## Records for this task:

[START]

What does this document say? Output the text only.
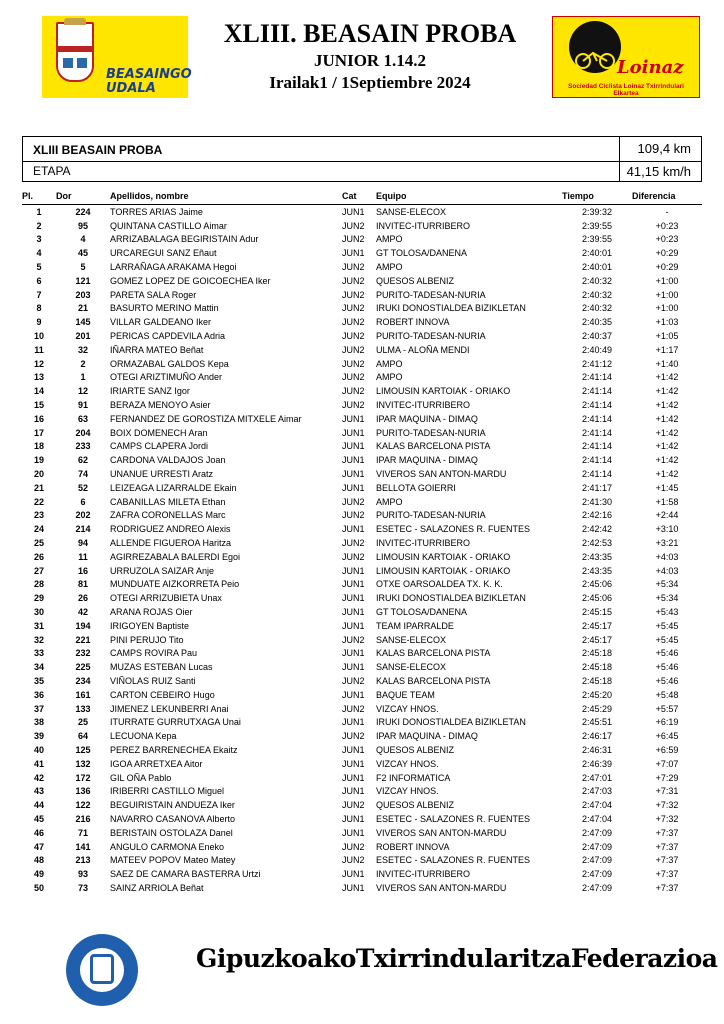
BEASAINGO
UDALA
XLIII. BEASAIN PROBA
JUNIOR 1.14.2
Irailak1 / 1Septiembre 2024
Loinaz
Sociedad Ciclista Loinaz Txirrindulari Elkartea
XLIII BEASAIN PROBA	109,4 km
ETAPA	41,15 km/h
Pl.	Dor	Apellidos, nombre	Cat	Equipo	Tiempo	Diferencia
1	224	TORRES ARIAS Jaime	JUN1	SANSE-ELECOX	2:39:32	-
2	95	QUINTANA CASTILLO Aimar	JUN2	INVITEC-ITURRIBERO	2:39:55	+0:23
3	4	ARRIZABALAGA BEGIRISTAIN Adur	JUN2	AMPO	2:39:55	+0:23
4	45	URCAREGUI SANZ Eñaut	JUN1	GT TOLOSA/DANENA	2:40:01	+0:29
5	5	LARRAÑAGA ARAKAMA Hegoi	JUN2	AMPO	2:40:01	+0:29
6	121	GOMEZ LOPEZ DE GOICOECHEA Iker	JUN2	QUESOS ALBENIZ	2:40:32	+1:00
7	203	PARETA SALA Roger	JUN2	PURITO-TADESAN-NURIA	2:40:32	+1:00
8	21	BASURTO MERINO Mattin	JUN2	IRUKI DONOSTIALDEA BIZIKLETAN	2:40:32	+1:00
9	145	VILLAR GALDEANO Iker	JUN2	ROBERT INNOVA	2:40:35	+1:03
10	201	PERICAS CAPDEVILA Adria	JUN2	PURITO-TADESAN-NURIA	2:40:37	+1:05
11	32	IÑARRA MATEO Beñat	JUN2	ULMA - ALOÑA MENDI	2:40:49	+1:17
12	2	ORMAZABAL GALDOS Kepa	JUN2	AMPO	2:41:12	+1:40
13	1	OTEGI ARIZTIMUÑO Ander	JUN2	AMPO	2:41:14	+1:42
14	12	IRIARTE SANZ Igor	JUN2	LIMOUSIN KARTOIAK - ORIAKO	2:41:14	+1:42
15	91	BERAZA MENOYO Asier	JUN2	INVITEC-ITURRIBERO	2:41:14	+1:42
16	63	FERNANDEZ DE GOROSTIZA MITXELE Aimar	JUN1	IPAR MAQUINA - DIMAQ	2:41:14	+1:42
17	204	BOIX DOMENECH Aran	JUN1	PURITO-TADESAN-NURIA	2:41:14	+1:42
18	233	CAMPS CLAPERA Jordi	JUN1	KALAS BARCELONA PISTA	2:41:14	+1:42
19	62	CARDONA VALDAJOS Joan	JUN1	IPAR MAQUINA - DIMAQ	2:41:14	+1:42
20	74	UNANUE URRESTI Aratz	JUN1	VIVEROS SAN ANTON-MARDU	2:41:14	+1:42
21	52	LEIZEAGA LIZARRALDE Ekain	JUN1	BELLOTA GOIERRI	2:41:17	+1:45
22	6	CABANILLAS MILETA Ethan	JUN2	AMPO	2:41:30	+1:58
23	202	ZAFRA CORONELLAS Marc	JUN2	PURITO-TADESAN-NURIA	2:42:16	+2:44
24	214	RODRIGUEZ ANDREO Alexis	JUN1	ESETEC - SALAZONES R. FUENTES	2:42:42	+3:10
25	94	ALLENDE FIGUEROA Haritza	JUN2	INVITEC-ITURRIBERO	2:42:53	+3:21
26	11	AGIRREZABALA BALERDI Egoi	JUN2	LIMOUSIN KARTOIAK - ORIAKO	2:43:35	+4:03
27	16	URRUZOLA SAIZAR Anje	JUN1	LIMOUSIN KARTOIAK - ORIAKO	2:43:35	+4:03
28	81	MUNDUATE AIZKORRETA Peio	JUN1	OTXE OARSOALDEA TX. K. K.	2:45:06	+5:34
29	26	OTEGI ARRIZUBIETA Unax	JUN1	IRUKI DONOSTIALDEA BIZIKLETAN	2:45:06	+5:34
30	42	ARANA ROJAS Oier	JUN1	GT TOLOSA/DANENA	2:45:15	+5:43
31	194	IRIGOYEN Baptiste	JUN1	TEAM IPARRALDE	2:45:17	+5:45
32	221	PINI PERUJO Tito	JUN2	SANSE-ELECOX	2:45:17	+5:45
33	232	CAMPS ROVIRA Pau	JUN1	KALAS BARCELONA PISTA	2:45:18	+5:46
34	225	MUZAS ESTEBAN Lucas	JUN1	SANSE-ELECOX	2:45:18	+5:46
35	234	VIÑOLAS RUIZ Santi	JUN2	KALAS BARCELONA PISTA	2:45:18	+5:46
36	161	CARTON CEBEIRO Hugo	JUN1	BAQUE TEAM	2:45:20	+5:48
37	133	JIMENEZ LEKUNBERRI Anai	JUN2	VIZCAY HNOS.	2:45:29	+5:57
38	25	ITURRATE GURRUTXAGA Unai	JUN1	IRUKI DONOSTIALDEA BIZIKLETAN	2:45:51	+6:19
39	64	LECUONA Kepa	JUN2	IPAR MAQUINA - DIMAQ	2:46:17	+6:45
40	125	PEREZ BARRENECHEA Ekaitz	JUN1	QUESOS ALBENIZ	2:46:31	+6:59
41	132	IGOA ARRETXEA Aitor	JUN1	VIZCAY HNOS.	2:46:39	+7:07
42	172	GIL OÑA Pablo	JUN1	F2 INFORMATICA	2:47:01	+7:29
43	136	IRIBERRI CASTILLO Miguel	JUN1	VIZCAY HNOS.	2:47:03	+7:31
44	122	BEGUIRISTAIN ANDUEZA Iker	JUN2	QUESOS ALBENIZ	2:47:04	+7:32
45	216	NAVARRO CASANOVA Alberto	JUN1	ESETEC - SALAZONES R. FUENTES	2:47:04	+7:32
46	71	BERISTAIN OSTOLAZA Danel	JUN1	VIVEROS SAN ANTON-MARDU	2:47:09	+7:37
47	141	ANGULO CARMONA Eneko	JUN2	ROBERT INNOVA	2:47:09	+7:37
48	213	MATEEV POPOV Mateo Matey	JUN2	ESETEC - SALAZONES R. FUENTES	2:47:09	+7:37
49	93	SAEZ DE CAMARA BASTERRA Urtzi	JUN1	INVITEC-ITURRIBERO	2:47:09	+7:37
50	73	SAINZ ARRIOLA Beñat	JUN1	VIVEROS SAN ANTON-MARDU	2:47:09	+7:37
GipuzkoakoTxirrindularitzaFederazioa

[END]

Omit pictures; set down the rest of the material word for word.

## Solution to the problem:
What does this document say? Output the text only.
BEASAINGO
UDALA
XLIII. BEASAIN PROBA
JUNIOR 1.14.2
Irailak1 / 1Septiembre 2024
Loinaz
Sociedad Ciclista Loinaz Txirrindulari Elkartea
XLIII BEASAIN PROBA	109,4 km
ETAPA	41,15 km/h
Pl.	Dor	Apellidos, nombre	Cat	Equipo	Tiempo	Diferencia
1	224	TORRES ARIAS Jaime	JUN1	SANSE-ELECOX	2:39:32	-
2	95	QUINTANA CASTILLO Aimar	JUN2	INVITEC-ITURRIBERO	2:39:55	+0:23
3	4	ARRIZABALAGA BEGIRISTAIN Adur	JUN2	AMPO	2:39:55	+0:23
4	45	URCAREGUI SANZ Eñaut	JUN1	GT TOLOSA/DANENA	2:40:01	+0:29
5	5	LARRAÑAGA ARAKAMA Hegoi	JUN2	AMPO	2:40:01	+0:29
6	121	GOMEZ LOPEZ DE GOICOECHEA Iker	JUN2	QUESOS ALBENIZ	2:40:32	+1:00
7	203	PARETA SALA Roger	JUN2	PURITO-TADESAN-NURIA	2:40:32	+1:00
8	21	BASURTO MERINO Mattin	JUN2	IRUKI DONOSTIALDEA BIZIKLETAN	2:40:32	+1:00
9	145	VILLAR GALDEANO Iker	JUN2	ROBERT INNOVA	2:40:35	+1:03
10	201	PERICAS CAPDEVILA Adria	JUN2	PURITO-TADESAN-NURIA	2:40:37	+1:05
11	32	IÑARRA MATEO Beñat	JUN2	ULMA - ALOÑA MENDI	2:40:49	+1:17
12	2	ORMAZABAL GALDOS Kepa	JUN2	AMPO	2:41:12	+1:40
13	1	OTEGI ARIZTIMUÑO Ander	JUN2	AMPO	2:41:14	+1:42
14	12	IRIARTE SANZ Igor	JUN2	LIMOUSIN KARTOIAK - ORIAKO	2:41:14	+1:42
15	91	BERAZA MENOYO Asier	JUN2	INVITEC-ITURRIBERO	2:41:14	+1:42
16	63	FERNANDEZ DE GOROSTIZA MITXELE Aimar	JUN1	IPAR MAQUINA - DIMAQ	2:41:14	+1:42
17	204	BOIX DOMENECH Aran	JUN1	PURITO-TADESAN-NURIA	2:41:14	+1:42
18	233	CAMPS CLAPERA Jordi	JUN1	KALAS BARCELONA PISTA	2:41:14	+1:42
19	62	CARDONA VALDAJOS Joan	JUN1	IPAR MAQUINA - DIMAQ	2:41:14	+1:42
20	74	UNANUE URRESTI Aratz	JUN1	VIVEROS SAN ANTON-MARDU	2:41:14	+1:42
21	52	LEIZEAGA LIZARRALDE Ekain	JUN1	BELLOTA GOIERRI	2:41:17	+1:45
22	6	CABANILLAS MILETA Ethan	JUN2	AMPO	2:41:30	+1:58
23	202	ZAFRA CORONELLAS Marc	JUN2	PURITO-TADESAN-NURIA	2:42:16	+2:44
24	214	RODRIGUEZ ANDREO Alexis	JUN1	ESETEC - SALAZONES R. FUENTES	2:42:42	+3:10
25	94	ALLENDE FIGUEROA Haritza	JUN2	INVITEC-ITURRIBERO	2:42:53	+3:21
26	11	AGIRREZABALA BALERDI Egoi	JUN2	LIMOUSIN KARTOIAK - ORIAKO	2:43:35	+4:03
27	16	URRUZOLA SAIZAR Anje	JUN1	LIMOUSIN KARTOIAK - ORIAKO	2:43:35	+4:03
28	81	MUNDUATE AIZKORRETA Peio	JUN1	OTXE OARSOALDEA TX. K. K.	2:45:06	+5:34
29	26	OTEGI ARRIZUBIETA Unax	JUN1	IRUKI DONOSTIALDEA BIZIKLETAN	2:45:06	+5:34
30	42	ARANA ROJAS Oier	JUN1	GT TOLOSA/DANENA	2:45:15	+5:43
31	194	IRIGOYEN Baptiste	JUN1	TEAM IPARRALDE	2:45:17	+5:45
32	221	PINI PERUJO Tito	JUN2	SANSE-ELECOX	2:45:17	+5:45
33	232	CAMPS ROVIRA Pau	JUN1	KALAS BARCELONA PISTA	2:45:18	+5:46
34	225	MUZAS ESTEBAN Lucas	JUN1	SANSE-ELECOX	2:45:18	+5:46
35	234	VIÑOLAS RUIZ Santi	JUN2	KALAS BARCELONA PISTA	2:45:18	+5:46
36	161	CARTON CEBEIRO Hugo	JUN1	BAQUE TEAM	2:45:20	+5:48
37	133	JIMENEZ LEKUNBERRI Anai	JUN2	VIZCAY HNOS.	2:45:29	+5:57
38	25	ITURRATE GURRUTXAGA Unai	JUN1	IRUKI DONOSTIALDEA BIZIKLETAN	2:45:51	+6:19
39	64	LECUONA Kepa	JUN2	IPAR MAQUINA - DIMAQ	2:46:17	+6:45
40	125	PEREZ BARRENECHEA Ekaitz	JUN1	QUESOS ALBENIZ	2:46:31	+6:59
41	132	IGOA ARRETXEA Aitor	JUN1	VIZCAY HNOS.	2:46:39	+7:07
42	172	GIL OÑA Pablo	JUN1	F2 INFORMATICA	2:47:01	+7:29
43	136	IRIBERRI CASTILLO Miguel	JUN1	VIZCAY HNOS.	2:47:03	+7:31
44	122	BEGUIRISTAIN ANDUEZA Iker	JUN2	QUESOS ALBENIZ	2:47:04	+7:32
45	216	NAVARRO CASANOVA Alberto	JUN1	ESETEC - SALAZONES R. FUENTES	2:47:04	+7:32
46	71	BERISTAIN OSTOLAZA Danel	JUN1	VIVEROS SAN ANTON-MARDU	2:47:09	+7:37
47	141	ANGULO CARMONA Eneko	JUN2	ROBERT INNOVA	2:47:09	+7:37
48	213	MATEEV POPOV Mateo Matey	JUN2	ESETEC - SALAZONES R. FUENTES	2:47:09	+7:37
49	93	SAEZ DE CAMARA BASTERRA Urtzi	JUN1	INVITEC-ITURRIBERO	2:47:09	+7:37
50	73	SAINZ ARRIOLA Beñat	JUN1	VIVEROS SAN ANTON-MARDU	2:47:09	+7:37
GipuzkoakoTxirrindularitzaFederazioa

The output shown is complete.